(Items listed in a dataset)
___

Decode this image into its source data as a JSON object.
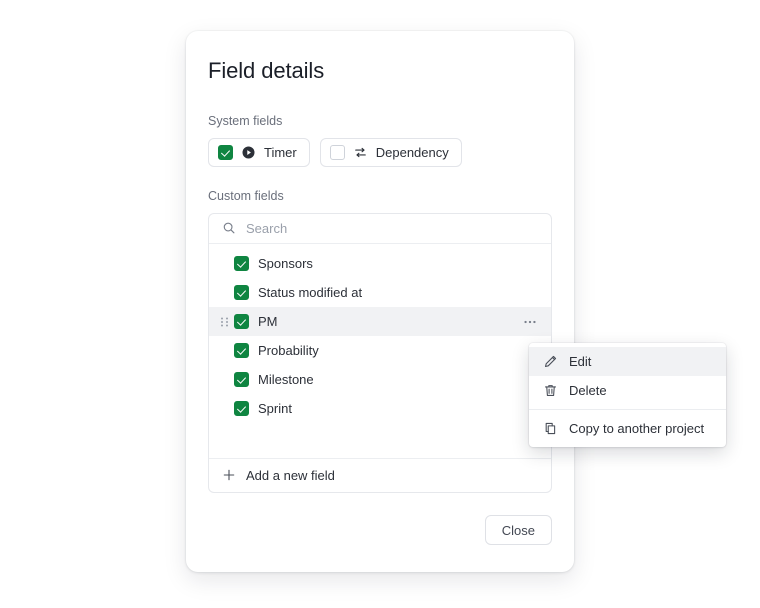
{
  "dialog": {
    "title": "Field details"
  },
  "system_fields": {
    "label": "System fields",
    "items": [
      {
        "label": "Timer",
        "checked": true,
        "icon": "play-circle-icon"
      },
      {
        "label": "Dependency",
        "checked": false,
        "icon": "swap-arrows-icon"
      }
    ]
  },
  "custom_fields": {
    "label": "Custom fields",
    "search": {
      "placeholder": "Search",
      "value": "",
      "icon": "search-icon"
    },
    "items": [
      {
        "label": "Sponsors",
        "checked": true,
        "active": false
      },
      {
        "label": "Status modified at",
        "checked": true,
        "active": false
      },
      {
        "label": "PM",
        "checked": true,
        "active": true
      },
      {
        "label": "Probability",
        "checked": true,
        "active": false
      },
      {
        "label": "Milestone",
        "checked": true,
        "active": false
      },
      {
        "label": "Sprint",
        "checked": true,
        "active": false
      }
    ],
    "add_field": {
      "label": "Add a new field",
      "icon": "plus-icon"
    }
  },
  "context_menu": {
    "items": [
      {
        "label": "Edit",
        "icon": "pencil-icon",
        "highlighted": true
      },
      {
        "label": "Delete",
        "icon": "trash-icon",
        "highlighted": false
      },
      {
        "label": "Copy to another project",
        "icon": "copy-icon",
        "highlighted": false
      }
    ]
  },
  "footer": {
    "close_label": "Close"
  },
  "colors": {
    "accent_green": "#0f8541",
    "text_primary": "#2c3038",
    "text_muted": "#6a6f7b",
    "border": "#e6e8ec",
    "row_active": "#f1f2f4"
  }
}
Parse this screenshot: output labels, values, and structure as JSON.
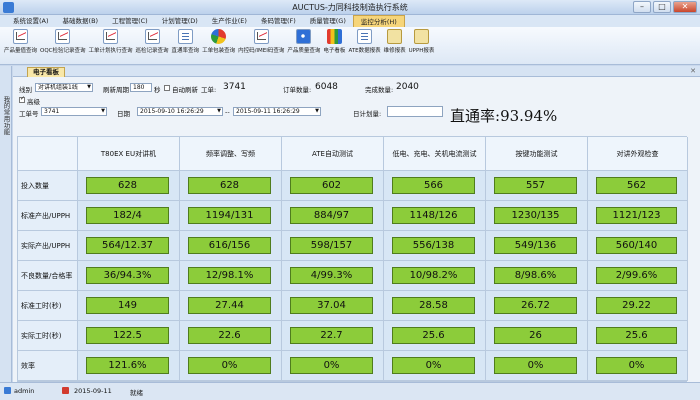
{
  "window": {
    "title": "AUCTUS-力同科技制造执行系统",
    "buttons": [
      "–",
      "□",
      "✕"
    ]
  },
  "menu": [
    {
      "label": "系统设置(A)",
      "active": false
    },
    {
      "label": "基础数据(B)",
      "active": false
    },
    {
      "label": "工程管理(C)",
      "active": false
    },
    {
      "label": "计划管理(D)",
      "active": false
    },
    {
      "label": "生产作业(E)",
      "active": false
    },
    {
      "label": "条码管理(F)",
      "active": false
    },
    {
      "label": "质量管理(G)",
      "active": false
    },
    {
      "label": "监控分析(H)",
      "active": true
    }
  ],
  "toolbar": [
    {
      "label": "产品量值查询",
      "icon": "chart-icon"
    },
    {
      "label": "OQC检验记录查询",
      "icon": "chart-icon"
    },
    {
      "label": "工单计划执行查询",
      "icon": "chart-icon"
    },
    {
      "label": "巡检记录查询",
      "icon": "chart-icon"
    },
    {
      "label": "直通率查询",
      "icon": "document-icon"
    },
    {
      "label": "工单包装查询",
      "icon": "pie-chart-icon"
    },
    {
      "label": "内控码/IMEI码查询",
      "icon": "chart-icon"
    },
    {
      "label": "产品质量查询",
      "icon": "grid-icon"
    },
    {
      "label": "电子看板",
      "icon": "color-bars-icon"
    },
    {
      "label": "ATE数据报表",
      "icon": "document-icon"
    },
    {
      "label": "维修报表",
      "icon": "book-icon"
    },
    {
      "label": "UPPH报表",
      "icon": "book-icon"
    }
  ],
  "left_tab": "我的常用功能",
  "panel": {
    "tab_label": "电子看板",
    "close": "✕"
  },
  "filters": {
    "line_label": "线别",
    "line_value": "对讲机组装1线",
    "refresh_label": "刷新周期",
    "refresh_value": "180",
    "refresh_unit": "秒",
    "auto_refresh_label": "自动刷新",
    "auto_refresh_checked": false,
    "workorder_label": "工单:",
    "workorder_value": "3741",
    "order_qty_label": "订单数量:",
    "order_qty_value": "6048",
    "done_qty_label": "完成数量:",
    "done_qty_value": "2040",
    "advanced_label": "高级",
    "advanced_checked": true,
    "wo_no_label": "工单号",
    "wo_no_value": "3741",
    "date_label": "日期",
    "date_from": "2015-09-10 16:26:29",
    "date_to": "2015-09-11 16:26:29",
    "date_sep": "--",
    "daily_plan_label": "日计划量:",
    "daily_plan_value": "",
    "yield_label": "直通率:",
    "yield_value": "93.94%"
  },
  "table": {
    "columns": [
      "T80EX EU对讲机",
      "频率调整、写频",
      "ATE自动测试",
      "低电、充电、关机电流测试",
      "按键功能测试",
      "对讲外观检查"
    ],
    "rows": [
      {
        "label": "投入数量",
        "values": [
          "628",
          "628",
          "602",
          "566",
          "557",
          "562"
        ]
      },
      {
        "label": "标准产出/UPPH",
        "values": [
          "182/4",
          "1194/131",
          "884/97",
          "1148/126",
          "1230/135",
          "1121/123"
        ]
      },
      {
        "label": "实际产出/UPPH",
        "values": [
          "564/12.37",
          "616/156",
          "598/157",
          "556/138",
          "549/136",
          "560/140"
        ]
      },
      {
        "label": "不良数量/合格率",
        "values": [
          "36/94.3%",
          "12/98.1%",
          "4/99.3%",
          "10/98.2%",
          "8/98.6%",
          "2/99.6%"
        ]
      },
      {
        "label": "标准工时(秒)",
        "values": [
          "149",
          "27.44",
          "37.04",
          "28.58",
          "26.72",
          "29.22"
        ]
      },
      {
        "label": "实际工时(秒)",
        "values": [
          "122.5",
          "22.6",
          "22.7",
          "25.6",
          "26",
          "25.6"
        ]
      },
      {
        "label": "效率",
        "values": [
          "121.6%",
          "0%",
          "0%",
          "0%",
          "0%",
          "0%"
        ]
      }
    ]
  },
  "status": {
    "user": "admin",
    "date": "2015-09-11",
    "state": "就绪"
  },
  "colors": {
    "cell_green": "#8ccc3a",
    "active_menu": "#f6d57a"
  }
}
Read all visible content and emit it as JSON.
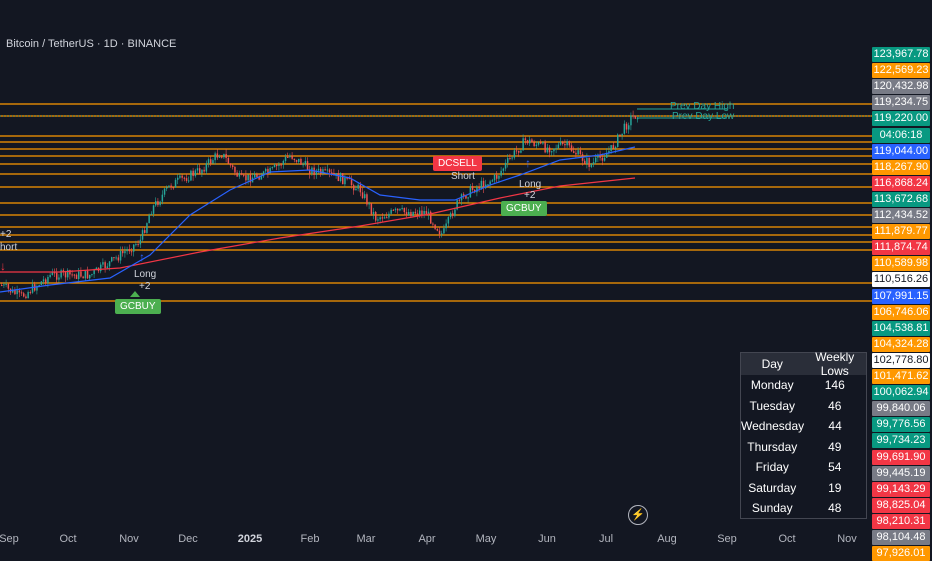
{
  "title": "Bitcoin / TetherUS · 1D · BINANCE",
  "x_axis_labels": [
    {
      "text": "Sep",
      "bold": false
    },
    {
      "text": "Oct",
      "bold": false
    },
    {
      "text": "Nov",
      "bold": false
    },
    {
      "text": "Dec",
      "bold": false
    },
    {
      "text": "2025",
      "bold": true
    },
    {
      "text": "Feb",
      "bold": false
    },
    {
      "text": "Mar",
      "bold": false
    },
    {
      "text": "Apr",
      "bold": false
    },
    {
      "text": "May",
      "bold": false
    },
    {
      "text": "Jun",
      "bold": false
    },
    {
      "text": "Jul",
      "bold": false
    },
    {
      "text": "Aug",
      "bold": false
    },
    {
      "text": "Sep",
      "bold": false
    },
    {
      "text": "Oct",
      "bold": false
    },
    {
      "text": "Nov",
      "bold": false
    }
  ],
  "price_tags": [
    {
      "text": "123,967.78",
      "color": "#089981"
    },
    {
      "text": "122,569.23",
      "color": "#ff9800"
    },
    {
      "text": "120,432.98",
      "color": "#787b86"
    },
    {
      "text": "119,234.75",
      "color": "#787b86"
    },
    {
      "text": "119,220.00",
      "color": "#089981"
    },
    {
      "text": "04:06:18",
      "color": "#089981"
    },
    {
      "text": "119,044.00",
      "color": "#2962ff"
    },
    {
      "text": "118,267.90",
      "color": "#ff9800"
    },
    {
      "text": "116,868.24",
      "color": "#f23645"
    },
    {
      "text": "113,672.68",
      "color": "#089981"
    },
    {
      "text": "112,434.52",
      "color": "#787b86"
    },
    {
      "text": "111,879.77",
      "color": "#ff9800"
    },
    {
      "text": "111,874.74",
      "color": "#f23645"
    },
    {
      "text": "110,589.98",
      "color": "#ff9800"
    },
    {
      "text": "110,516.26",
      "color": "#ffffff"
    },
    {
      "text": "107,991.15",
      "color": "#2962ff"
    },
    {
      "text": "106,746.06",
      "color": "#ff9800"
    },
    {
      "text": "104,538.81",
      "color": "#089981"
    },
    {
      "text": "104,324.28",
      "color": "#ff9800"
    },
    {
      "text": "102,778.80",
      "color": "#ffffff"
    },
    {
      "text": "101,471.62",
      "color": "#ff9800"
    },
    {
      "text": "100,062.94",
      "color": "#089981"
    },
    {
      "text": "99,840.06",
      "color": "#787b86"
    },
    {
      "text": "99,776.56",
      "color": "#089981"
    },
    {
      "text": "99,734.23",
      "color": "#089981"
    },
    {
      "text": "99,691.90",
      "color": "#f23645"
    },
    {
      "text": "99,445.19",
      "color": "#787b86"
    },
    {
      "text": "99,143.29",
      "color": "#f23645"
    },
    {
      "text": "98,825.04",
      "color": "#f23645"
    },
    {
      "text": "98,210.31",
      "color": "#f23645"
    },
    {
      "text": "98,104.48",
      "color": "#787b86"
    },
    {
      "text": "97,926.01",
      "color": "#ff9800"
    }
  ],
  "weekly_lows_table": {
    "headers": [
      "Day",
      "Weekly Lows"
    ],
    "rows": [
      {
        "day": "Monday",
        "value": "146"
      },
      {
        "day": "Tuesday",
        "value": "46"
      },
      {
        "day": "Wednesday",
        "value": "44"
      },
      {
        "day": "Thursday",
        "value": "49"
      },
      {
        "day": "Friday",
        "value": "54"
      },
      {
        "day": "Saturday",
        "value": "19"
      },
      {
        "day": "Sunday",
        "value": "48"
      }
    ]
  },
  "annotations": {
    "prev_day_high": "Prev Day High",
    "prev_day_low": "Prev Day Low",
    "gcbuy_1": "GCBUY",
    "gcbuy_2": "GCBUY",
    "long_1": "Long",
    "long_1_val": "+2",
    "long_2": "Long",
    "long_2_val": "+2",
    "short_left": "hort",
    "short_left_val": "+2",
    "short_mid": "Short",
    "dcsell": "DCSELL"
  },
  "colors": {
    "background": "#131722",
    "up": "#26a69a",
    "down": "#ef5350",
    "level": "#ff9800",
    "ma_blue": "#2962ff",
    "ma_red": "#f23645"
  },
  "icons": {
    "replay": "lightning-icon"
  }
}
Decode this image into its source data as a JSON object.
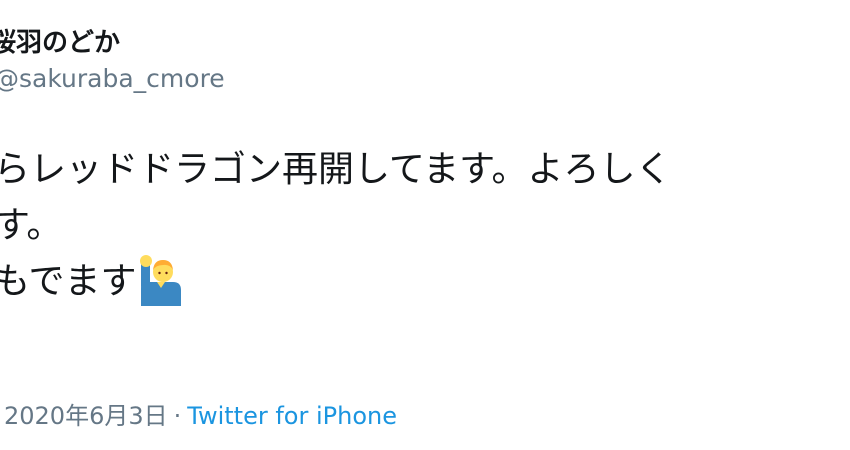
{
  "author": {
    "display_name": "桜羽のどか",
    "handle": "@sakuraba_cmore"
  },
  "tweet": {
    "lines": [
      "らレッドドラゴン再開してます。よろしく",
      "す。",
      "もでます"
    ],
    "emoji": "person-raising-hand-icon"
  },
  "meta": {
    "date": "2020年6月3日",
    "separator": "·",
    "source": "Twitter for iPhone"
  },
  "colors": {
    "text": "#14171a",
    "secondary": "#657786",
    "link": "#1b95e0"
  }
}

___

(REQUIREMENTS) Determine how many lines of the records above contain the word "Prev", and report only that number.

(RESPONSE TO THE EXERCISE) 2